Under the influence of Karl Mannheim, especially his 1927 essay on `Conservative Thought' (in Essays in Sociology and Social Psychology, London, Routledge & Kegan Paul, 1953, pp. 74164), Elias analysed the origins of anti-Semitism in the `changing fronts on which the German bourgeoisie has had to fight over the last 100 years', the causes of which he located predominantly in the `diminishing economic scope' resulting from war.

In the initial phase of capitalism, the liberal sections of the German bourgeoisie spoke up for emancipation, because in the Jews they saw `welcome allies in building the German economy' and in the struggle against the `traditional restrictions on freedom under the established order'. But, says Elias, `the support for Jewish emancipation by all liberal elements at that time was not the expression of any special liking for the Jews among the Christian bourgeoisie, but rather a necessary consequence of the specific location and objectives of this liberal bourgeoisie. ... Today [at the end of the 1920s], this struggle has been finally played out. The nobility no longer has any special political privileges.'

The bourgeoisie now had to turn towards a front no longer on the right `but on the left, against the rising proletarian stratum'. So now the bourgeoisie was defending the established order against the new stratum. It had itself become a `preserving' stratum. The opposition between conservatism and liberalism had thus been largely dissolved.

^^^^^^^^

(Written problem): Pick up the passage on Elias's account of anti-Semitism and the German bourgeoisie after its last sentence, and write what comes next. The material that follows comes from a separate source and is unrelated to the passage on Elias and German anti-Semitism.

(Data extract):
^^^^^^^^

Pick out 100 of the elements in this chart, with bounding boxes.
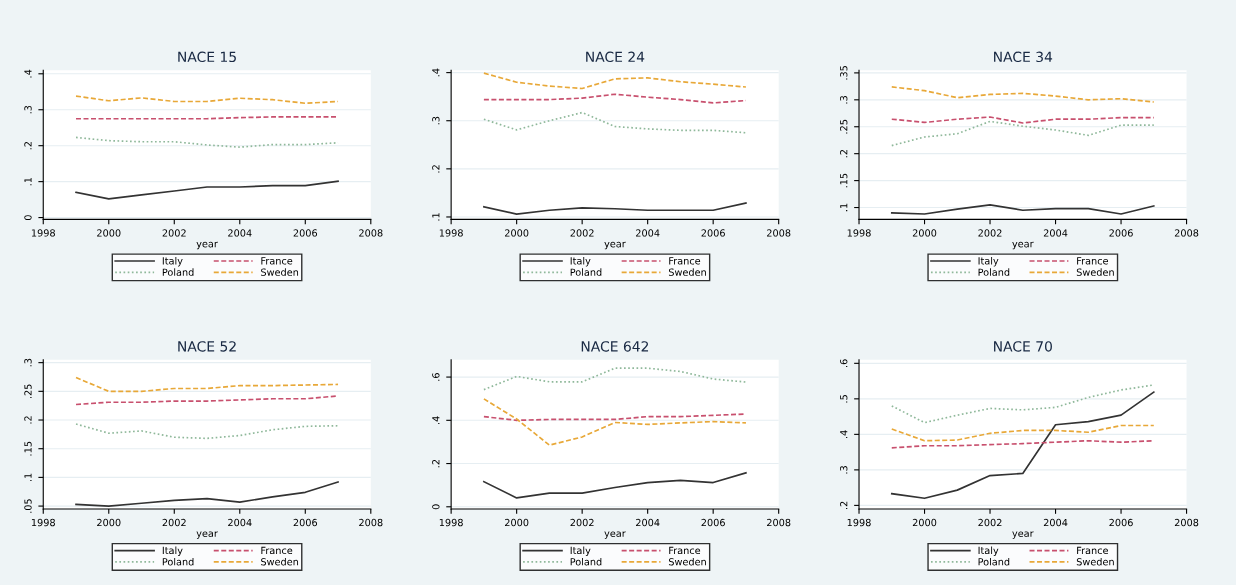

^^^^^^^^

(Written reply):
And what about the Jews? Elias saw their position as characterised by two lines of conflict. Economically belonging largely to the bourgeois strata, socially they now constituted a second-rank society within the bourgeoisie, and fell between the lines of the working class and the increasingly conservative bourgeoisie. Against the background of the economically tense situation in post-war Germany, this constellation was the `source of many conflicts'.

The function of competition had changed. It was no longer just the motor of progress, but now also gave rise to conflicts within the declining bourgeois camp. With examples from various economic fields, Elias illustrated how the social and cultural isolation of the Jewish population had become instrumental for the German bourgeoisie in their construction of Jewish people as different, as guilty, as enemies. Jews appeared in the German public sphere only as stereotyped clichés Elias speaks of social masks as peddlers, money-lenders, and crafty, cunning Jews. The German bourgeoisie `drove them [the Jews] into social segregation, sometimes by brutal and sometimes by cultivated means, with this or that ideological justification. They pursued this battle as a struggle closely based on social and ideological interests, just as they pursued the struggle against the rising proletarian stratum.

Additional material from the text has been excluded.